Find every line in the items below that contains the string "legend", matching case exactly, and copy each of those lines.

— Start of DATA TO USE —

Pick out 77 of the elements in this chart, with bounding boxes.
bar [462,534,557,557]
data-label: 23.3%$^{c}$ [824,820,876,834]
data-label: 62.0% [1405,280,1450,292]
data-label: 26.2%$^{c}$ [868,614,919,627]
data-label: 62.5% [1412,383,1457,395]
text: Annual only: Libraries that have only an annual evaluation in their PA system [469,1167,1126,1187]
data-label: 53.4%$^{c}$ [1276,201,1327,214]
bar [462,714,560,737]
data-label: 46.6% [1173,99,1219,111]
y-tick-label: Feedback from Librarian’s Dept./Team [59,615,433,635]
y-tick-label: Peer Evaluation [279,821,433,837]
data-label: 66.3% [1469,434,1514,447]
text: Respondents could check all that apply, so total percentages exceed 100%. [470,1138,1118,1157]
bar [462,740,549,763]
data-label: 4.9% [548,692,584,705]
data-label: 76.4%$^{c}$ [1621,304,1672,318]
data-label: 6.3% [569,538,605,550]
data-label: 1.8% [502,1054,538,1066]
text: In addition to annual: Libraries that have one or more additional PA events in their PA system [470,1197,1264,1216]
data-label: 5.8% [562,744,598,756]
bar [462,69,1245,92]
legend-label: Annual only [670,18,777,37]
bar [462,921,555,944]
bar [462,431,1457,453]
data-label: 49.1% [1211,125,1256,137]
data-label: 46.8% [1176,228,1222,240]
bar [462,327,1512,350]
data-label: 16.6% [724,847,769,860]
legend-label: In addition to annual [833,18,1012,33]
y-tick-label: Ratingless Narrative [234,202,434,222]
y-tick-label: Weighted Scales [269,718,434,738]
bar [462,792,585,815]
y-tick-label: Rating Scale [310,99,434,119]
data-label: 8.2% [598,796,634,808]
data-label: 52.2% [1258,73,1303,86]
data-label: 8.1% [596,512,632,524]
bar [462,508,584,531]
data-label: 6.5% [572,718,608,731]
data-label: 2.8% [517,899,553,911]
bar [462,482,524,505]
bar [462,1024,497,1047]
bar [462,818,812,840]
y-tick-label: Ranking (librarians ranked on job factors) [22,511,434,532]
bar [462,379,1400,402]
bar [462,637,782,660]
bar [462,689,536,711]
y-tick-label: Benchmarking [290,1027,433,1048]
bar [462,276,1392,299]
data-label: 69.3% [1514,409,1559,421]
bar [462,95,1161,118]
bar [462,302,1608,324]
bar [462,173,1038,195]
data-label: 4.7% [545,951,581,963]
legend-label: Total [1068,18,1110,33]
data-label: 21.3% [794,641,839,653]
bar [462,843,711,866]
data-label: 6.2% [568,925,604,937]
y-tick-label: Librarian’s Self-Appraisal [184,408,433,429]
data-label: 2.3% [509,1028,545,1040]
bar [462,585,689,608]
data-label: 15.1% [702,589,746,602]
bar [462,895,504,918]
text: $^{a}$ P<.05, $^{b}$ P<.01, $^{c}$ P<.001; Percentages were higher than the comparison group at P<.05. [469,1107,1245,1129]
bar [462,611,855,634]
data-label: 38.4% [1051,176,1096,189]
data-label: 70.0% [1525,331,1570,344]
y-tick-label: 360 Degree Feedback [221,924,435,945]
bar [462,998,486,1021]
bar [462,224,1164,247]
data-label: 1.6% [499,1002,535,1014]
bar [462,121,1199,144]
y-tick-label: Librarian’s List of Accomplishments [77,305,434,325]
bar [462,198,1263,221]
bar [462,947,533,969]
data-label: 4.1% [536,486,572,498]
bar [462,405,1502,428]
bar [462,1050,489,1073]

— End of DATA TO USE —

| OUTPUT |
legend-label: Annual only [670,18,777,37]
legend-label: In addition to annual [833,18,1012,33]
legend-label: Total [1068,18,1110,33]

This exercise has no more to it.